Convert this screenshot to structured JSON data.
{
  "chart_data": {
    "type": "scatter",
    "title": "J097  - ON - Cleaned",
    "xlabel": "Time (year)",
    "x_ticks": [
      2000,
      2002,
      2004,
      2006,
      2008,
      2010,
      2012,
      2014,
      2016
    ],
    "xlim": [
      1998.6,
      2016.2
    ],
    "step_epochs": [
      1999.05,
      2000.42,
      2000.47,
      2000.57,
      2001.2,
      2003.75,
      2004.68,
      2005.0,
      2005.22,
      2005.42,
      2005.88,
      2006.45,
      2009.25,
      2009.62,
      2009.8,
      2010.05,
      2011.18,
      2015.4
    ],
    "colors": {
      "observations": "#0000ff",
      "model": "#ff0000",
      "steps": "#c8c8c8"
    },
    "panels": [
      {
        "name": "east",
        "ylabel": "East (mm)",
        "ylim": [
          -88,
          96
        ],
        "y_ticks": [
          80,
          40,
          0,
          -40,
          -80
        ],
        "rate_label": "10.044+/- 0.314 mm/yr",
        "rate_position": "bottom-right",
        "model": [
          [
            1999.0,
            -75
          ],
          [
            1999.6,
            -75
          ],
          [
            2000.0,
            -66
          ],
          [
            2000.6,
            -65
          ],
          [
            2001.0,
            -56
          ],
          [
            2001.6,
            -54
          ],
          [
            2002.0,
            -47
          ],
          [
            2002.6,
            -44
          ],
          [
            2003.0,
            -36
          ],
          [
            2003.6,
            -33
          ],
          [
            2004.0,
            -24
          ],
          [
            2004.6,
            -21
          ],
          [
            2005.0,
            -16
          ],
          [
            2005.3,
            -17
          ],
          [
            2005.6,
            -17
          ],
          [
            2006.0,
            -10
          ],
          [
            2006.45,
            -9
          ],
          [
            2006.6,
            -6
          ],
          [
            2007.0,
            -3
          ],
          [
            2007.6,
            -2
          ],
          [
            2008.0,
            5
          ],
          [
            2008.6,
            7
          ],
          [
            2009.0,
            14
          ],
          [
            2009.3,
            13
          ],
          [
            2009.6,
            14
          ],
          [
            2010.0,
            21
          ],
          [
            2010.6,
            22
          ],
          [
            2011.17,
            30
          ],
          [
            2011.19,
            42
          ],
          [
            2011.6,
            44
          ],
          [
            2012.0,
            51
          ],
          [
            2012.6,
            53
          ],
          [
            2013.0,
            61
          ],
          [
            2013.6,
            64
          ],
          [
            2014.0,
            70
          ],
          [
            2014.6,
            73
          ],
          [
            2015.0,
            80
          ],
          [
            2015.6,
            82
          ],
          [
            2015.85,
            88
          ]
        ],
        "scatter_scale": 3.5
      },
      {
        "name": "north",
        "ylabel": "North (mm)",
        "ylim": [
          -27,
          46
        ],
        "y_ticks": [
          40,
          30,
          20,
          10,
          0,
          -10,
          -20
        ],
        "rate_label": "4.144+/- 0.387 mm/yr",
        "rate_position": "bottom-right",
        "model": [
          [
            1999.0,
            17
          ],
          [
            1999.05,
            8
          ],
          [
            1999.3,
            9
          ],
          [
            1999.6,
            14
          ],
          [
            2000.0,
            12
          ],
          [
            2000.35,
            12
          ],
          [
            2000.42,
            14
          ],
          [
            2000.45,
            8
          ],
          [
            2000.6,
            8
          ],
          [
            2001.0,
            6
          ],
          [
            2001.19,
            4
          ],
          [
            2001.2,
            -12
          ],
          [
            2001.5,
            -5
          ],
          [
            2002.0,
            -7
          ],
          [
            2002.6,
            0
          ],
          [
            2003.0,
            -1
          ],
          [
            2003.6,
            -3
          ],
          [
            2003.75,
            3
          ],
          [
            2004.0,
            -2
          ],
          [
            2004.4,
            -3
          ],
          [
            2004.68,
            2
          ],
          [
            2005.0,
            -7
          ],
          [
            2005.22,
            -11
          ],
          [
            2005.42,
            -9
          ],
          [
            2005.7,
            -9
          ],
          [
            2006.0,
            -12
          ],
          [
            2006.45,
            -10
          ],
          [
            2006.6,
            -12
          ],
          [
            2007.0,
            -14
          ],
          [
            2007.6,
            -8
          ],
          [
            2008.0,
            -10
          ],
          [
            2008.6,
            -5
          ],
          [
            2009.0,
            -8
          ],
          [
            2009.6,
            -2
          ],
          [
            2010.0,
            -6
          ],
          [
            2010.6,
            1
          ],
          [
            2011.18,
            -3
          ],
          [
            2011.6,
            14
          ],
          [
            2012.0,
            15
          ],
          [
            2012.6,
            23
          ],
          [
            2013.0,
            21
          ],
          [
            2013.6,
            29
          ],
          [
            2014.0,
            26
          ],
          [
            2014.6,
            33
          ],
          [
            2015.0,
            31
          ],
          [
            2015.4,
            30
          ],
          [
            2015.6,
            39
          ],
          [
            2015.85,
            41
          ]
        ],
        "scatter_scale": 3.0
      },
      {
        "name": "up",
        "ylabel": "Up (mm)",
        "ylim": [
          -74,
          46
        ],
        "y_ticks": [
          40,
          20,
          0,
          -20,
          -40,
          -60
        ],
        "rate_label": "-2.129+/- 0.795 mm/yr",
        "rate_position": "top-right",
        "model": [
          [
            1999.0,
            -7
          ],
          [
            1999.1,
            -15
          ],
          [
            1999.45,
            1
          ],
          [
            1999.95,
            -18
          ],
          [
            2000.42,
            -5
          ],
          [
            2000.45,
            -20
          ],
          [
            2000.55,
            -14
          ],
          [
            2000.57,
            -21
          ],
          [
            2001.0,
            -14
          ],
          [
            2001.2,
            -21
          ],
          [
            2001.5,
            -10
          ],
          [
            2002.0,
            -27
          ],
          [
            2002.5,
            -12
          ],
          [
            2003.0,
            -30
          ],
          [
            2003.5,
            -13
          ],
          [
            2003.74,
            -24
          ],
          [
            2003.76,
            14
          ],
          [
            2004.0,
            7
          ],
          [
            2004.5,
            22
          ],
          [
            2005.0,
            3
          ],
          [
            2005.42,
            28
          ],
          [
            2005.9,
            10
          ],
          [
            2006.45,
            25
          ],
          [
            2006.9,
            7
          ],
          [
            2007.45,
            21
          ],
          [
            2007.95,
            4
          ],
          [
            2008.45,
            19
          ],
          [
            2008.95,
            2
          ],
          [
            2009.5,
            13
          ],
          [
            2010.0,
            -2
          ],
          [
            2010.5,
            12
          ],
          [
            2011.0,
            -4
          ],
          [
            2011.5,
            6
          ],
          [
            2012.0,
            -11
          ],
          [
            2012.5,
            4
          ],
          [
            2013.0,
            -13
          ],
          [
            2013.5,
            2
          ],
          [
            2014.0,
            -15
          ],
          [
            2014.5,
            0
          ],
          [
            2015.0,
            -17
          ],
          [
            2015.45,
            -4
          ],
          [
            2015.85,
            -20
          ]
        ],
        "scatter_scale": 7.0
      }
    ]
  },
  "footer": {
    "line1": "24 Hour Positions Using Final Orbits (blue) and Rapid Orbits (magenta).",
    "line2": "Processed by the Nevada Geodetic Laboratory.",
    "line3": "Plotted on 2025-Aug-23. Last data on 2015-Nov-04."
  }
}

WHAT YOU SHOULD DO
Output the whole listing above again, word for word.

FINISHED EXERCISE
Convert this screenshot to structured JSON data.
{
  "chart_data": {
    "type": "scatter",
    "title": "J097  - ON - Cleaned",
    "xlabel": "Time (year)",
    "x_ticks": [
      2000,
      2002,
      2004,
      2006,
      2008,
      2010,
      2012,
      2014,
      2016
    ],
    "xlim": [
      1998.6,
      2016.2
    ],
    "step_epochs": [
      1999.05,
      2000.42,
      2000.47,
      2000.57,
      2001.2,
      2003.75,
      2004.68,
      2005.0,
      2005.22,
      2005.42,
      2005.88,
      2006.45,
      2009.25,
      2009.62,
      2009.8,
      2010.05,
      2011.18,
      2015.4
    ],
    "colors": {
      "observations": "#0000ff",
      "model": "#ff0000",
      "steps": "#c8c8c8"
    },
    "panels": [
      {
        "name": "east",
        "ylabel": "East (mm)",
        "ylim": [
          -88,
          96
        ],
        "y_ticks": [
          80,
          40,
          0,
          -40,
          -80
        ],
        "rate_label": "10.044+/- 0.314 mm/yr",
        "rate_position": "bottom-right",
        "model": [
          [
            1999.0,
            -75
          ],
          [
            1999.6,
            -75
          ],
          [
            2000.0,
            -66
          ],
          [
            2000.6,
            -65
          ],
          [
            2001.0,
            -56
          ],
          [
            2001.6,
            -54
          ],
          [
            2002.0,
            -47
          ],
          [
            2002.6,
            -44
          ],
          [
            2003.0,
            -36
          ],
          [
            2003.6,
            -33
          ],
          [
            2004.0,
            -24
          ],
          [
            2004.6,
            -21
          ],
          [
            2005.0,
            -16
          ],
          [
            2005.3,
            -17
          ],
          [
            2005.6,
            -17
          ],
          [
            2006.0,
            -10
          ],
          [
            2006.45,
            -9
          ],
          [
            2006.6,
            -6
          ],
          [
            2007.0,
            -3
          ],
          [
            2007.6,
            -2
          ],
          [
            2008.0,
            5
          ],
          [
            2008.6,
            7
          ],
          [
            2009.0,
            14
          ],
          [
            2009.3,
            13
          ],
          [
            2009.6,
            14
          ],
          [
            2010.0,
            21
          ],
          [
            2010.6,
            22
          ],
          [
            2011.17,
            30
          ],
          [
            2011.19,
            42
          ],
          [
            2011.6,
            44
          ],
          [
            2012.0,
            51
          ],
          [
            2012.6,
            53
          ],
          [
            2013.0,
            61
          ],
          [
            2013.6,
            64
          ],
          [
            2014.0,
            70
          ],
          [
            2014.6,
            73
          ],
          [
            2015.0,
            80
          ],
          [
            2015.6,
            82
          ],
          [
            2015.85,
            88
          ]
        ],
        "scatter_scale": 3.5
      },
      {
        "name": "north",
        "ylabel": "North (mm)",
        "ylim": [
          -27,
          46
        ],
        "y_ticks": [
          40,
          30,
          20,
          10,
          0,
          -10,
          -20
        ],
        "rate_label": "4.144+/- 0.387 mm/yr",
        "rate_position": "bottom-right",
        "model": [
          [
            1999.0,
            17
          ],
          [
            1999.05,
            8
          ],
          [
            1999.3,
            9
          ],
          [
            1999.6,
            14
          ],
          [
            2000.0,
            12
          ],
          [
            2000.35,
            12
          ],
          [
            2000.42,
            14
          ],
          [
            2000.45,
            8
          ],
          [
            2000.6,
            8
          ],
          [
            2001.0,
            6
          ],
          [
            2001.19,
            4
          ],
          [
            2001.2,
            -12
          ],
          [
            2001.5,
            -5
          ],
          [
            2002.0,
            -7
          ],
          [
            2002.6,
            0
          ],
          [
            2003.0,
            -1
          ],
          [
            2003.6,
            -3
          ],
          [
            2003.75,
            3
          ],
          [
            2004.0,
            -2
          ],
          [
            2004.4,
            -3
          ],
          [
            2004.68,
            2
          ],
          [
            2005.0,
            -7
          ],
          [
            2005.22,
            -11
          ],
          [
            2005.42,
            -9
          ],
          [
            2005.7,
            -9
          ],
          [
            2006.0,
            -12
          ],
          [
            2006.45,
            -10
          ],
          [
            2006.6,
            -12
          ],
          [
            2007.0,
            -14
          ],
          [
            2007.6,
            -8
          ],
          [
            2008.0,
            -10
          ],
          [
            2008.6,
            -5
          ],
          [
            2009.0,
            -8
          ],
          [
            2009.6,
            -2
          ],
          [
            2010.0,
            -6
          ],
          [
            2010.6,
            1
          ],
          [
            2011.18,
            -3
          ],
          [
            2011.6,
            14
          ],
          [
            2012.0,
            15
          ],
          [
            2012.6,
            23
          ],
          [
            2013.0,
            21
          ],
          [
            2013.6,
            29
          ],
          [
            2014.0,
            26
          ],
          [
            2014.6,
            33
          ],
          [
            2015.0,
            31
          ],
          [
            2015.4,
            30
          ],
          [
            2015.6,
            39
          ],
          [
            2015.85,
            41
          ]
        ],
        "scatter_scale": 3.0
      },
      {
        "name": "up",
        "ylabel": "Up (mm)",
        "ylim": [
          -74,
          46
        ],
        "y_ticks": [
          40,
          20,
          0,
          -20,
          -40,
          -60
        ],
        "rate_label": "-2.129+/- 0.795 mm/yr",
        "rate_position": "top-right",
        "model": [
          [
            1999.0,
            -7
          ],
          [
            1999.1,
            -15
          ],
          [
            1999.45,
            1
          ],
          [
            1999.95,
            -18
          ],
          [
            2000.42,
            -5
          ],
          [
            2000.45,
            -20
          ],
          [
            2000.55,
            -14
          ],
          [
            2000.57,
            -21
          ],
          [
            2001.0,
            -14
          ],
          [
            2001.2,
            -21
          ],
          [
            2001.5,
            -10
          ],
          [
            2002.0,
            -27
          ],
          [
            2002.5,
            -12
          ],
          [
            2003.0,
            -30
          ],
          [
            2003.5,
            -13
          ],
          [
            2003.74,
            -24
          ],
          [
            2003.76,
            14
          ],
          [
            2004.0,
            7
          ],
          [
            2004.5,
            22
          ],
          [
            2005.0,
            3
          ],
          [
            2005.42,
            28
          ],
          [
            2005.9,
            10
          ],
          [
            2006.45,
            25
          ],
          [
            2006.9,
            7
          ],
          [
            2007.45,
            21
          ],
          [
            2007.95,
            4
          ],
          [
            2008.45,
            19
          ],
          [
            2008.95,
            2
          ],
          [
            2009.5,
            13
          ],
          [
            2010.0,
            -2
          ],
          [
            2010.5,
            12
          ],
          [
            2011.0,
            -4
          ],
          [
            2011.5,
            6
          ],
          [
            2012.0,
            -11
          ],
          [
            2012.5,
            4
          ],
          [
            2013.0,
            -13
          ],
          [
            2013.5,
            2
          ],
          [
            2014.0,
            -15
          ],
          [
            2014.5,
            0
          ],
          [
            2015.0,
            -17
          ],
          [
            2015.45,
            -4
          ],
          [
            2015.85,
            -20
          ]
        ],
        "scatter_scale": 7.0
      }
    ]
  },
  "footer": {
    "line1": "24 Hour Positions Using Final Orbits (blue) and Rapid Orbits (magenta).",
    "line2": "Processed by the Nevada Geodetic Laboratory.",
    "line3": "Plotted on 2025-Aug-23. Last data on 2015-Nov-04."
  }
}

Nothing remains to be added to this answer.